Every line that holds "DOLLAR" should be shown.

** BEGIN DATA SUPPLIED **

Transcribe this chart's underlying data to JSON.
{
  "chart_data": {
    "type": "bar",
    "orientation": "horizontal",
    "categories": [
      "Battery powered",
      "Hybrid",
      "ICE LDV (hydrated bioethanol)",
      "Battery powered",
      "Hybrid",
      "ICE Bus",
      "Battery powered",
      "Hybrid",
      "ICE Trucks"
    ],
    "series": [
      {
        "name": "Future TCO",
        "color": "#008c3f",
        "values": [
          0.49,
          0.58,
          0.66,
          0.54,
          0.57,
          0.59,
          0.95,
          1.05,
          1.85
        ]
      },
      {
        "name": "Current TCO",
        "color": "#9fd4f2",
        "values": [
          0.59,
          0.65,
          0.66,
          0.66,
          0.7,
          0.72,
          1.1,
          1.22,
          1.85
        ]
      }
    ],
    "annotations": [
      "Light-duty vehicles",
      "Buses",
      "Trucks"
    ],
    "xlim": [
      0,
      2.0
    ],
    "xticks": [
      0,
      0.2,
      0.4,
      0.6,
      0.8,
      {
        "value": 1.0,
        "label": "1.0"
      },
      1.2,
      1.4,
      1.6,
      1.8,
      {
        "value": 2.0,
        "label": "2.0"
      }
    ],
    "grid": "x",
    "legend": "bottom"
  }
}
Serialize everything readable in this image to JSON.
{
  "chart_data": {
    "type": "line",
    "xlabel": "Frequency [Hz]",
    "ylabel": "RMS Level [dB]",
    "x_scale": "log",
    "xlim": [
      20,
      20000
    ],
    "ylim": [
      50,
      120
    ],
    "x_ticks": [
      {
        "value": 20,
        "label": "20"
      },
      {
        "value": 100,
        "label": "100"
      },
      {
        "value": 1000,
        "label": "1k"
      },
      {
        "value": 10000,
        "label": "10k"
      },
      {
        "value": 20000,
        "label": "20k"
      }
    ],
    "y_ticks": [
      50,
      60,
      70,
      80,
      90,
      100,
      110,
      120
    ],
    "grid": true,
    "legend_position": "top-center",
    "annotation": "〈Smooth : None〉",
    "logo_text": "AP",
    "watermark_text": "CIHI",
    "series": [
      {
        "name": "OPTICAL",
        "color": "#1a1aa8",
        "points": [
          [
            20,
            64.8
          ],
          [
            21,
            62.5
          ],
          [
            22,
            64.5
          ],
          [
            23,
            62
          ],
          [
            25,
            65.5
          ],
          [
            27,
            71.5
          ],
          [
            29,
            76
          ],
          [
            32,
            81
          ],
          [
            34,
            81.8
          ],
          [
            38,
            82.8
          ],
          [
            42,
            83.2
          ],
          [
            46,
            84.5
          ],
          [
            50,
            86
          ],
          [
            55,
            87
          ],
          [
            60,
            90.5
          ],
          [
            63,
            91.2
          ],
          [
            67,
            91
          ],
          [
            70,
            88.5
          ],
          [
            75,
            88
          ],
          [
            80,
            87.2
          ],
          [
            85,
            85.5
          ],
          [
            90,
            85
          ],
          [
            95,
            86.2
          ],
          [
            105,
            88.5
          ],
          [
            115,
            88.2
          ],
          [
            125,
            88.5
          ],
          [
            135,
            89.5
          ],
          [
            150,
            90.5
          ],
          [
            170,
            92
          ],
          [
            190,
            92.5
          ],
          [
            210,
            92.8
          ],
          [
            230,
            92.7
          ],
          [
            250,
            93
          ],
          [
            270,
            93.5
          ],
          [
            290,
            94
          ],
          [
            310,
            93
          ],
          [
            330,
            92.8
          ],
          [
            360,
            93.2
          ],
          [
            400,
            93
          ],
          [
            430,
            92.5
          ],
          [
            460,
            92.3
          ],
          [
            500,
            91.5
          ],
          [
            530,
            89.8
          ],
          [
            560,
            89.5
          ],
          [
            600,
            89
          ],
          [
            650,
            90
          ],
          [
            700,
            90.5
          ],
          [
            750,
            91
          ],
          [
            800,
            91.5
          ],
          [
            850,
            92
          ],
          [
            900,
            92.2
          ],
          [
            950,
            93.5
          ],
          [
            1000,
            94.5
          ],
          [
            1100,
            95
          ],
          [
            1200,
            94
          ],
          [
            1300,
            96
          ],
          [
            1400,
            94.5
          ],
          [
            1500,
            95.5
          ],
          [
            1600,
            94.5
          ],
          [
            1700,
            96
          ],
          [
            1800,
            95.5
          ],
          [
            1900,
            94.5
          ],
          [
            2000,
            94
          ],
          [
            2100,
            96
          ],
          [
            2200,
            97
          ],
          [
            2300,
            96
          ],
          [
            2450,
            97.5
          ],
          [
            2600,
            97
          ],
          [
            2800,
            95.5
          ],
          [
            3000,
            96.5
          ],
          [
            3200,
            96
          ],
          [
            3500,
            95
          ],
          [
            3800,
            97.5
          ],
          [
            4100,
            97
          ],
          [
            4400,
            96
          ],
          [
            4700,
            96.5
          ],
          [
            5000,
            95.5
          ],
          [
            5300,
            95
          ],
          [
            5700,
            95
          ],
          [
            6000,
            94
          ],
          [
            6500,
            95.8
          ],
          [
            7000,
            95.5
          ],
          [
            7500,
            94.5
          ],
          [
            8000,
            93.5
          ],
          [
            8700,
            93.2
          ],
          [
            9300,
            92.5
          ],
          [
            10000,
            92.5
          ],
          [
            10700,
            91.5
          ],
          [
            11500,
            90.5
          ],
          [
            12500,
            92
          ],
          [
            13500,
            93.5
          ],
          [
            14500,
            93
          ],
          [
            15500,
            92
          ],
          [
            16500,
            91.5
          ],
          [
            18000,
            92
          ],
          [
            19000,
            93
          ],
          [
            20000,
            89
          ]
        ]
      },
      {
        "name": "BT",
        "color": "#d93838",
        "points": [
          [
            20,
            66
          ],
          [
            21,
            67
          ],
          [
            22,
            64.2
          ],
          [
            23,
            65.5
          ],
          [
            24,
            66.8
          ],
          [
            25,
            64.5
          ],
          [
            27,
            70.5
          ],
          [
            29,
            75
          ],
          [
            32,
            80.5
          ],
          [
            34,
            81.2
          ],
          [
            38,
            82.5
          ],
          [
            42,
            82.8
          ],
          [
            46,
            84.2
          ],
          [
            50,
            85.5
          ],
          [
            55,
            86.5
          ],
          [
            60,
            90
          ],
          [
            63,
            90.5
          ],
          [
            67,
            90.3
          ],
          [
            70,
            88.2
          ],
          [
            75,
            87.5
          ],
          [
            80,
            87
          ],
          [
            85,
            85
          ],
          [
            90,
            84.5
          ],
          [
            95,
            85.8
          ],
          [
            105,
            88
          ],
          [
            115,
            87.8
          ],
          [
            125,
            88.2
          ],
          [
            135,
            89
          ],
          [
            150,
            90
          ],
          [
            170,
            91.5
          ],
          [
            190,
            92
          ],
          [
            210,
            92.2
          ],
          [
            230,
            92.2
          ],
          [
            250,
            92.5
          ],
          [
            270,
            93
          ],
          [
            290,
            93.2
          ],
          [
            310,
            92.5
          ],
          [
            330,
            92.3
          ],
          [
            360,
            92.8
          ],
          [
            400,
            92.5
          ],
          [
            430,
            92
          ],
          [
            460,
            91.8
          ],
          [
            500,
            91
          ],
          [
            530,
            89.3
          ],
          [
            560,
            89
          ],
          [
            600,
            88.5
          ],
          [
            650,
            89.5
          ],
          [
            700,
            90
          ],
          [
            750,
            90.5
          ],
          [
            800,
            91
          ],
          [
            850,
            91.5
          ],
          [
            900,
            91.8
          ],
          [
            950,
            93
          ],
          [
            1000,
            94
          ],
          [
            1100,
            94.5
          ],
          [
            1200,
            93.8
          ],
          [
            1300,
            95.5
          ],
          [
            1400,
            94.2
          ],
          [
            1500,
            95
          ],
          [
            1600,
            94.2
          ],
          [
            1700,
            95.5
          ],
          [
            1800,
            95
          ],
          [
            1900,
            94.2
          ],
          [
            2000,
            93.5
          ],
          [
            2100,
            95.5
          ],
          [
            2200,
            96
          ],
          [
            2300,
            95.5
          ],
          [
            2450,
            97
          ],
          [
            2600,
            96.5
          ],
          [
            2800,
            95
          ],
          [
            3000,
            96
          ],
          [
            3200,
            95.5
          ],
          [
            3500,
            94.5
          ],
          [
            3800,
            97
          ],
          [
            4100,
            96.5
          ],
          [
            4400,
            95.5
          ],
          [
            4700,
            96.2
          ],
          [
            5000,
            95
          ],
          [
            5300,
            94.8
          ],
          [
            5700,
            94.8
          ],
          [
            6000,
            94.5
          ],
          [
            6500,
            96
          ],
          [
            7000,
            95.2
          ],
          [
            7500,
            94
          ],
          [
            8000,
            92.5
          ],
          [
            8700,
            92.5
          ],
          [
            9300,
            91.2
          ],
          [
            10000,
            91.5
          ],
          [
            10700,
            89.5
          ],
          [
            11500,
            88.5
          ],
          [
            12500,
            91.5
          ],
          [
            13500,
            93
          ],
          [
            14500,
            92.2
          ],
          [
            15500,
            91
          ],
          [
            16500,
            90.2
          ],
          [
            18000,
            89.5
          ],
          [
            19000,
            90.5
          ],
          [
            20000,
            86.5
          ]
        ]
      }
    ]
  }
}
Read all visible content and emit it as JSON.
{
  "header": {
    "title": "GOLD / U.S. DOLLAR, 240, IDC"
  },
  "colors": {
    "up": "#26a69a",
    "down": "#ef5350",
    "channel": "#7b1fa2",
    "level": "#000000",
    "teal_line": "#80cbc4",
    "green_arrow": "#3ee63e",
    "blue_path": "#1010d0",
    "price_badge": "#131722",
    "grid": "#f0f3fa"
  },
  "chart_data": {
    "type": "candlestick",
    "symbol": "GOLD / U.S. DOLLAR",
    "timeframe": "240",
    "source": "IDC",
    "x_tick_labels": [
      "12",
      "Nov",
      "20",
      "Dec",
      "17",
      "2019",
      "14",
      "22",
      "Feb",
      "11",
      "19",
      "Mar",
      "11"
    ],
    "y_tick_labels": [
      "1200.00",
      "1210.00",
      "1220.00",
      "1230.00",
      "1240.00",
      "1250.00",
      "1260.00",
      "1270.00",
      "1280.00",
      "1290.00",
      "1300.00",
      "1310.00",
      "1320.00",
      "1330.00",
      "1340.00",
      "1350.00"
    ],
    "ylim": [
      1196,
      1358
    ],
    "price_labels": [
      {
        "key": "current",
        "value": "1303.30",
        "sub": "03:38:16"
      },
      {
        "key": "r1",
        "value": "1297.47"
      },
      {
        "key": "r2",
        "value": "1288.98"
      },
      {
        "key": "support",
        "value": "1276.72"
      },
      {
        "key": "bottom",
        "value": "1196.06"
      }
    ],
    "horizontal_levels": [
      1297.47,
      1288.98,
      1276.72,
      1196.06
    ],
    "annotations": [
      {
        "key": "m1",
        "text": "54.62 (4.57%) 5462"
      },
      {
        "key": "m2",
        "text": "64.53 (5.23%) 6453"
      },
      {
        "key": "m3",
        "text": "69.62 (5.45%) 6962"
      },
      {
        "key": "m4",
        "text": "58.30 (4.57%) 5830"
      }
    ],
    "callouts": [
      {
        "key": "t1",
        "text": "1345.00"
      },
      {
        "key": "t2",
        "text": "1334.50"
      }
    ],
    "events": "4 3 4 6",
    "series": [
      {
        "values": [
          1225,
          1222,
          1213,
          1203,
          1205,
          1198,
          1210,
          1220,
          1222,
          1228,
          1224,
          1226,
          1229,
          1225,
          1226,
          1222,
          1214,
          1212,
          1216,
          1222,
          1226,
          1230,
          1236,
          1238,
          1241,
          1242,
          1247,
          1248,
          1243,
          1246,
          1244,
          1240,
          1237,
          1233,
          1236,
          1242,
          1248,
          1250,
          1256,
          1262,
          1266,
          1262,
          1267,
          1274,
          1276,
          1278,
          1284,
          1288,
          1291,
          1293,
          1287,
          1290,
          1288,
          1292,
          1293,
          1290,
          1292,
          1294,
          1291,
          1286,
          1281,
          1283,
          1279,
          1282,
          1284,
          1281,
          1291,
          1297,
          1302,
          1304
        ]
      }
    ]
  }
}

** END DATA SUPPLIED **

COMPLETE ANSWER
    "title": "GOLD / U.S. DOLLAR, 240, IDC"
    "symbol": "GOLD / U.S. DOLLAR",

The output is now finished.